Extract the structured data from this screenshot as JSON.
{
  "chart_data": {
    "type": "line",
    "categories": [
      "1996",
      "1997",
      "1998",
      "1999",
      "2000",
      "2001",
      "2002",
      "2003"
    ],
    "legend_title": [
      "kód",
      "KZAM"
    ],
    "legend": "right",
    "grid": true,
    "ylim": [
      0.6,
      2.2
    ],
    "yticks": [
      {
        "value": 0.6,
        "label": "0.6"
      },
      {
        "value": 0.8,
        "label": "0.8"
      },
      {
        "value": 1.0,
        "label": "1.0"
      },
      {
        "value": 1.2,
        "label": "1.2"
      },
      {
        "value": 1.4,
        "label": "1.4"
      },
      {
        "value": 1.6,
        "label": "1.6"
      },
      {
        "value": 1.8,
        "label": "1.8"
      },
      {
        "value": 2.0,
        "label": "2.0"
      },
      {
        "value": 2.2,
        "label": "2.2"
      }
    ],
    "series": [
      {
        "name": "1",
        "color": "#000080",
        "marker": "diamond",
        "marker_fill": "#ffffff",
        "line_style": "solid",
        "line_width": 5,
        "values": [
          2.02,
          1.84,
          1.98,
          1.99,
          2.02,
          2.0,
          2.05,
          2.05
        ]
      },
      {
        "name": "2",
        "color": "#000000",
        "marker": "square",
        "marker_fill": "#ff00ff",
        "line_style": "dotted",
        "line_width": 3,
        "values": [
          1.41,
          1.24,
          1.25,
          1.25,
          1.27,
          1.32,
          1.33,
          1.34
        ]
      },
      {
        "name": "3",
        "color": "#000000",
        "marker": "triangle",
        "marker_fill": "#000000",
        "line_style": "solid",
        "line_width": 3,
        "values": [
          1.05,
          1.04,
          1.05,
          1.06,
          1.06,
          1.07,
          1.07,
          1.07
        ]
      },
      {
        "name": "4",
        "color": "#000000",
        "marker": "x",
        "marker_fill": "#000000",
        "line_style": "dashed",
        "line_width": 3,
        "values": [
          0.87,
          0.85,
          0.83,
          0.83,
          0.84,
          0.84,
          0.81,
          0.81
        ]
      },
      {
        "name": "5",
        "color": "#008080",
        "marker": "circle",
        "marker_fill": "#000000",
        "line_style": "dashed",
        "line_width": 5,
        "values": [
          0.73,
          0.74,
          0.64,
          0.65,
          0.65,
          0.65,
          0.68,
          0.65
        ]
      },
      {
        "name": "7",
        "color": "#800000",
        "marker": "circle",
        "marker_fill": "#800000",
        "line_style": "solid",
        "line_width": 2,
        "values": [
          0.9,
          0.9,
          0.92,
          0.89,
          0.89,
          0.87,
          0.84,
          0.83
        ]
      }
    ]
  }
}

*-*-*

» **What is needed**
Write every line of the material above again, exactly.

» **Answer to this exercise**
Extract the structured data from this screenshot as JSON.
{
  "chart_data": {
    "type": "line",
    "categories": [
      "1996",
      "1997",
      "1998",
      "1999",
      "2000",
      "2001",
      "2002",
      "2003"
    ],
    "legend_title": [
      "kód",
      "KZAM"
    ],
    "legend": "right",
    "grid": true,
    "ylim": [
      0.6,
      2.2
    ],
    "yticks": [
      {
        "value": 0.6,
        "label": "0.6"
      },
      {
        "value": 0.8,
        "label": "0.8"
      },
      {
        "value": 1.0,
        "label": "1.0"
      },
      {
        "value": 1.2,
        "label": "1.2"
      },
      {
        "value": 1.4,
        "label": "1.4"
      },
      {
        "value": 1.6,
        "label": "1.6"
      },
      {
        "value": 1.8,
        "label": "1.8"
      },
      {
        "value": 2.0,
        "label": "2.0"
      },
      {
        "value": 2.2,
        "label": "2.2"
      }
    ],
    "series": [
      {
        "name": "1",
        "color": "#000080",
        "marker": "diamond",
        "marker_fill": "#ffffff",
        "line_style": "solid",
        "line_width": 5,
        "values": [
          2.02,
          1.84,
          1.98,
          1.99,
          2.02,
          2.0,
          2.05,
          2.05
        ]
      },
      {
        "name": "2",
        "color": "#000000",
        "marker": "square",
        "marker_fill": "#ff00ff",
        "line_style": "dotted",
        "line_width": 3,
        "values": [
          1.41,
          1.24,
          1.25,
          1.25,
          1.27,
          1.32,
          1.33,
          1.34
        ]
      },
      {
        "name": "3",
        "color": "#000000",
        "marker": "triangle",
        "marker_fill": "#000000",
        "line_style": "solid",
        "line_width": 3,
        "values": [
          1.05,
          1.04,
          1.05,
          1.06,
          1.06,
          1.07,
          1.07,
          1.07
        ]
      },
      {
        "name": "4",
        "color": "#000000",
        "marker": "x",
        "marker_fill": "#000000",
        "line_style": "dashed",
        "line_width": 3,
        "values": [
          0.87,
          0.85,
          0.83,
          0.83,
          0.84,
          0.84,
          0.81,
          0.81
        ]
      },
      {
        "name": "5",
        "color": "#008080",
        "marker": "circle",
        "marker_fill": "#000000",
        "line_style": "dashed",
        "line_width": 5,
        "values": [
          0.73,
          0.74,
          0.64,
          0.65,
          0.65,
          0.65,
          0.68,
          0.65
        ]
      },
      {
        "name": "7",
        "color": "#800000",
        "marker": "circle",
        "marker_fill": "#800000",
        "line_style": "solid",
        "line_width": 2,
        "values": [
          0.9,
          0.9,
          0.92,
          0.89,
          0.89,
          0.87,
          0.84,
          0.83
        ]
      }
    ]
  }
}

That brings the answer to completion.